Record excerpts >>

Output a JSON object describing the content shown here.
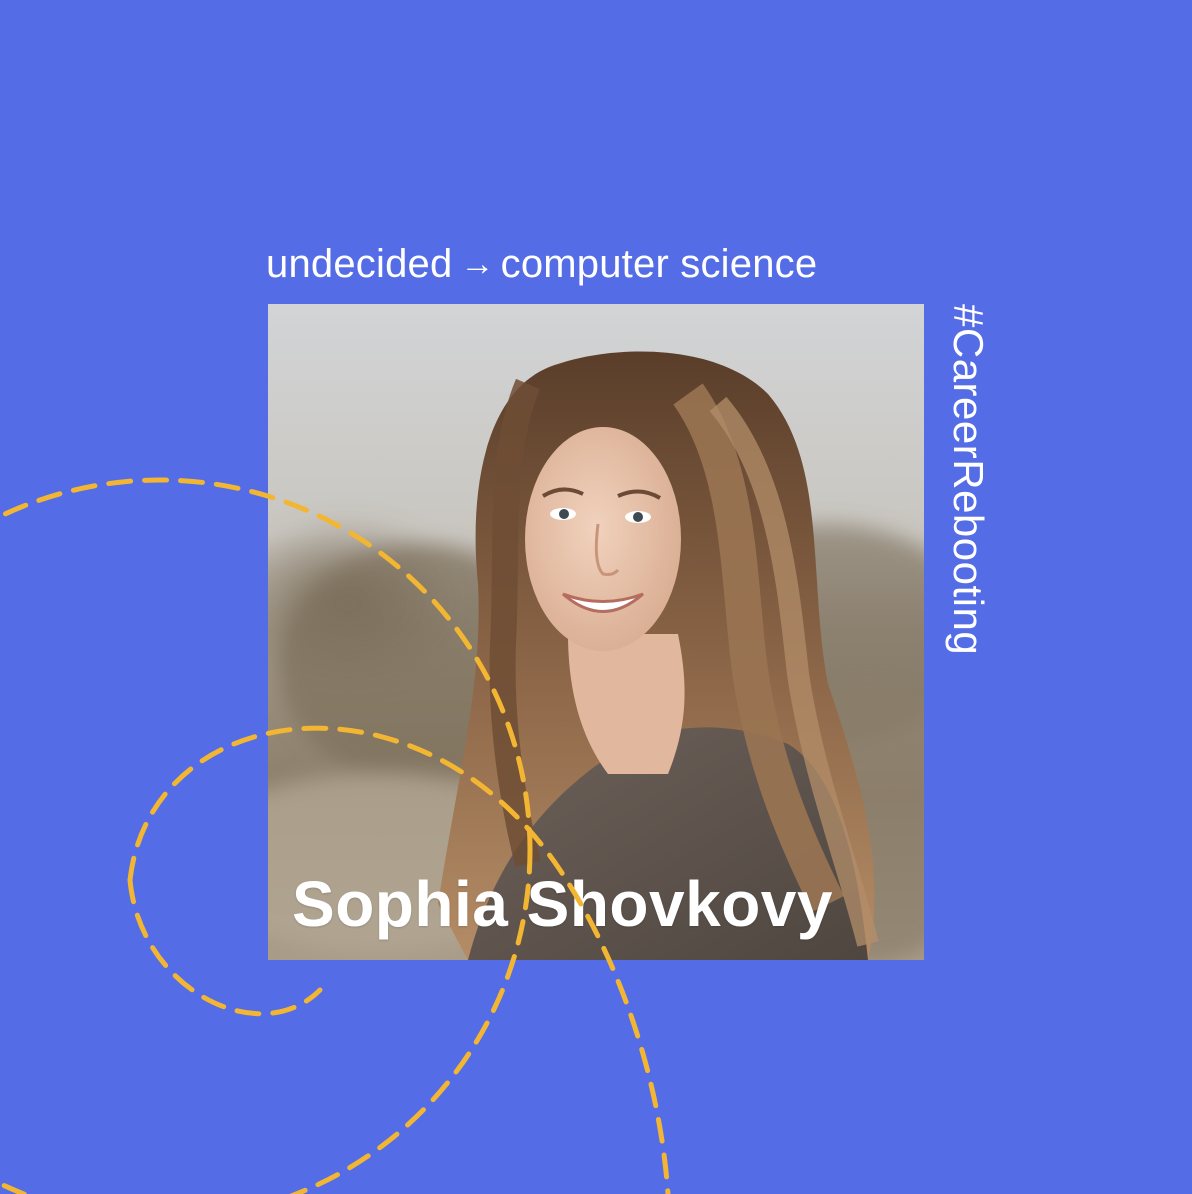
{
  "headline": {
    "from": "undecided",
    "arrow": "→",
    "to": "computer science"
  },
  "person": {
    "name": "Sophia Shovkovy"
  },
  "hashtag": "#CareerRebooting",
  "colors": {
    "background": "#546ce6",
    "accent_dash": "#f2b632",
    "text": "#ffffff"
  },
  "icons": {
    "arrow": "right-arrow-icon"
  }
}
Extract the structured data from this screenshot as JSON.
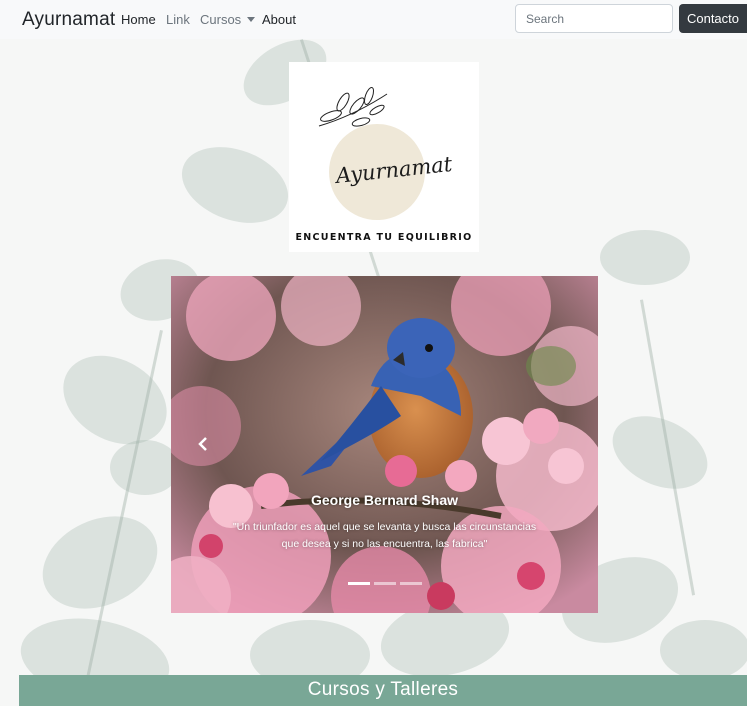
{
  "navbar": {
    "brand": "Ayurnamat",
    "links": [
      {
        "label": "Home",
        "active": true
      },
      {
        "label": "Link",
        "active": false
      },
      {
        "label": "Cursos",
        "active": false,
        "dropdown": true
      },
      {
        "label": "About",
        "active": false
      }
    ],
    "search_placeholder": "Search",
    "contact_label": "Contacto"
  },
  "logo": {
    "script_text": "Ayurnamat",
    "tagline": "ENCUENTRA TU EQUILIBRIO"
  },
  "carousel": {
    "caption_title": "George Bernard Shaw",
    "caption_text": "\"Un triunfador es aquel que se levanta y busca las circunstancias que desea y si no las encuentra, las fabrica\"",
    "slide_count": 3,
    "active_index": 0,
    "prev_icon": "chevron-left-icon"
  },
  "section": {
    "title": "Cursos y Talleres",
    "color": "#79a796"
  },
  "colors": {
    "navbar_bg": "#f8f9fa",
    "button_dark": "#343a40"
  }
}
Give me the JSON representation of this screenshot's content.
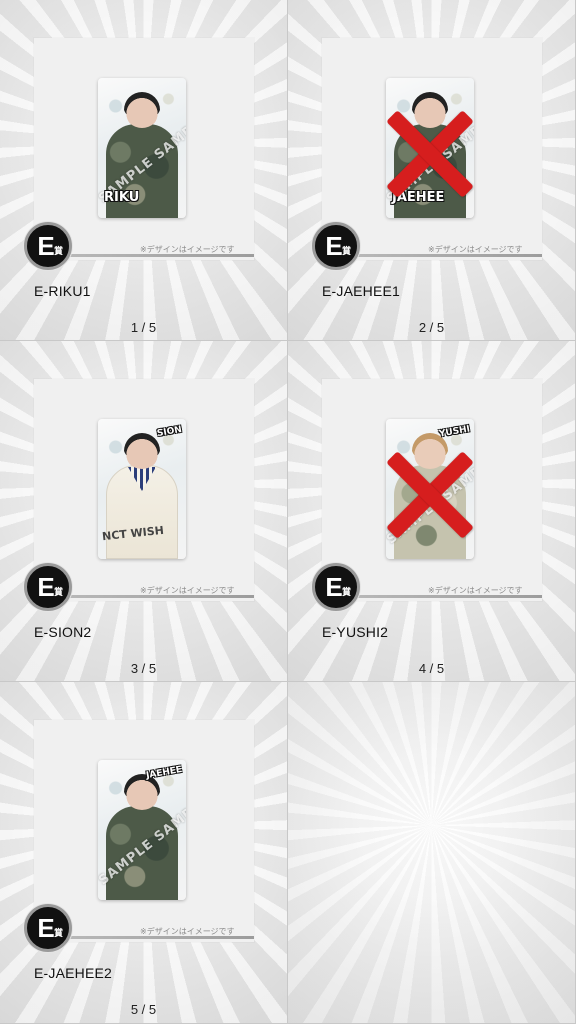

Short task >> Search the lines above for the string "Cursos" and copy each line that has it.

Response for this exercise >>
        "label": "Cursos",
    "title": "Cursos y Talleres",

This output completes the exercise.